--- AIM ---
Copy each line with the word "between" in it.

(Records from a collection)
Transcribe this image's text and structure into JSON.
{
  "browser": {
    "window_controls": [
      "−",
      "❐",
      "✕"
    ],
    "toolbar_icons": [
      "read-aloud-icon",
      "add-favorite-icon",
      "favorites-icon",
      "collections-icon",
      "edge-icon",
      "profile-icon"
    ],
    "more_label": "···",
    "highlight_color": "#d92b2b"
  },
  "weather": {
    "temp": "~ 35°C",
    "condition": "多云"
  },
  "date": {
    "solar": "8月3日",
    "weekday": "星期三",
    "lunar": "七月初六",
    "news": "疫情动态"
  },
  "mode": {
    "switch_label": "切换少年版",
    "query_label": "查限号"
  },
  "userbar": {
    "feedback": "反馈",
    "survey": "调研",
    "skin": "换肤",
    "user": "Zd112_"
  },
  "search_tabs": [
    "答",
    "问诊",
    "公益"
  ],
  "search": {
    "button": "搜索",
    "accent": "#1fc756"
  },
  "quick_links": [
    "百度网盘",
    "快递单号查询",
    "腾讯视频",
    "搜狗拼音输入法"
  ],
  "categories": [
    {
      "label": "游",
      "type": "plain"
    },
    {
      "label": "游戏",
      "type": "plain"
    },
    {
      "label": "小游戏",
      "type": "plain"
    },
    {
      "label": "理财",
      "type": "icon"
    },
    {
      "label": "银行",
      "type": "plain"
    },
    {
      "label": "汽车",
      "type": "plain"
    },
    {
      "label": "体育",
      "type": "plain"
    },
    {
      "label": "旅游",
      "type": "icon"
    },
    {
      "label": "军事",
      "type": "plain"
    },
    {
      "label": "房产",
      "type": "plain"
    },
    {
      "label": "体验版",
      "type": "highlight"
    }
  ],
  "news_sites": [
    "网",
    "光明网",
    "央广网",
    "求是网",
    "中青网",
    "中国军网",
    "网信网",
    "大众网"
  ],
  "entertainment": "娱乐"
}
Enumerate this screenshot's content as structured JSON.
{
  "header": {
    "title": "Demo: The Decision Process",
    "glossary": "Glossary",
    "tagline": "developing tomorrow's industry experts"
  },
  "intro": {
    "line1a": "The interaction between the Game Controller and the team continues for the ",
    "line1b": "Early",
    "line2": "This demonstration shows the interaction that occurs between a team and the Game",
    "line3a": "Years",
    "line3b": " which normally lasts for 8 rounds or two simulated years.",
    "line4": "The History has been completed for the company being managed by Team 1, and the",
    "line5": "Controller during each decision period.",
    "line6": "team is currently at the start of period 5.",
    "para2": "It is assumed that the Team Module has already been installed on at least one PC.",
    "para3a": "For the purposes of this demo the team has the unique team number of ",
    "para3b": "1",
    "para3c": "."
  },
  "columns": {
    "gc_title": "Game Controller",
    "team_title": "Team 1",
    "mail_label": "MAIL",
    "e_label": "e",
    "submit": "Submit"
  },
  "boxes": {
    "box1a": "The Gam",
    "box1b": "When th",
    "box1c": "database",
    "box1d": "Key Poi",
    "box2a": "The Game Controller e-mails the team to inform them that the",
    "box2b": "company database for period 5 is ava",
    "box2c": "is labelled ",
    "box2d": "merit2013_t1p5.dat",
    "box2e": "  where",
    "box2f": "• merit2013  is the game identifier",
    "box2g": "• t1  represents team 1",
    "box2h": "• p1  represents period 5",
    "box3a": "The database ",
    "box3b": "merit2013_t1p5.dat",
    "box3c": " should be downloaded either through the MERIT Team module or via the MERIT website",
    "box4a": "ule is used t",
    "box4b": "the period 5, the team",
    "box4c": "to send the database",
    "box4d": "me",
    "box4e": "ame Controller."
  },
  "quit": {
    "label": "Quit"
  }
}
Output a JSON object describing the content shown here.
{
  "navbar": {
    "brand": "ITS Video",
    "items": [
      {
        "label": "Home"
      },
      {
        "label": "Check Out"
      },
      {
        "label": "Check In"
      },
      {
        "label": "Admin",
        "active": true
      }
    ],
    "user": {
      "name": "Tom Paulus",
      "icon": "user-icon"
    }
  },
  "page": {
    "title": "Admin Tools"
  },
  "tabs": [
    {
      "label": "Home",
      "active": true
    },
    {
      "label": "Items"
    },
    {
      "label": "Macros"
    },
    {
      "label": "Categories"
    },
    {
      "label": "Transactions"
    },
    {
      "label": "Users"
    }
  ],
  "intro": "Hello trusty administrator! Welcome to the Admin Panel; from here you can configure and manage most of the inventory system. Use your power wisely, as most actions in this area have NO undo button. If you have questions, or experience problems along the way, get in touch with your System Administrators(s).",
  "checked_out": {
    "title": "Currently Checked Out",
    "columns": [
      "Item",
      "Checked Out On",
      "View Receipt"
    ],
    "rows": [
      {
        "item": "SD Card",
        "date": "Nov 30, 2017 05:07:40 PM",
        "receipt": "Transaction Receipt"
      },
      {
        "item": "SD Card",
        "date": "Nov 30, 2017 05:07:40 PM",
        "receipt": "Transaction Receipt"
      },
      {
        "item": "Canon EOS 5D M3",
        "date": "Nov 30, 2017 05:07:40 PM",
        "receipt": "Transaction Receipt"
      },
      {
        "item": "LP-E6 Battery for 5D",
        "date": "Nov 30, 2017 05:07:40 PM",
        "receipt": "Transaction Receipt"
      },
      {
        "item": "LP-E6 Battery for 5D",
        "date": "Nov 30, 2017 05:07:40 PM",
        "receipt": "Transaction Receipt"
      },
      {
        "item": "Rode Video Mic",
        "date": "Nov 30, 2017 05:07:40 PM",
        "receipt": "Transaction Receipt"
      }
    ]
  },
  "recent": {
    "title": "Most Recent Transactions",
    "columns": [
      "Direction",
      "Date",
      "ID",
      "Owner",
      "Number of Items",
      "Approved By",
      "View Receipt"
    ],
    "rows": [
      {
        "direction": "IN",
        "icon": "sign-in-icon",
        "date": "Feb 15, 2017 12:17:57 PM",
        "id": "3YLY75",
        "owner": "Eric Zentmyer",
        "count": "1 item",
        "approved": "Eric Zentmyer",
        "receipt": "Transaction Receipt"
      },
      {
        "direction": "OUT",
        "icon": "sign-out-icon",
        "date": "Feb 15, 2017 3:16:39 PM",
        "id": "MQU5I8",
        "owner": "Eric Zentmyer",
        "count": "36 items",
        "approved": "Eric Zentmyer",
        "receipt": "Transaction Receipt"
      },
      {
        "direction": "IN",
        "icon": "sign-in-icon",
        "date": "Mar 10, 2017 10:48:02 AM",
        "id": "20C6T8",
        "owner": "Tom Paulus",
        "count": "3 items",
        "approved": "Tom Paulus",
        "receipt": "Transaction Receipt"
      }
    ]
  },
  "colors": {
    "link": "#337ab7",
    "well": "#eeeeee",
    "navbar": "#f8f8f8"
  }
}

--- REPLY TO THE EXERCISE ---
    "line1a": "The interaction between the Game Controller and the team continues for the ",
    "line2": "This demonstration shows the interaction that occurs between a team and the Game",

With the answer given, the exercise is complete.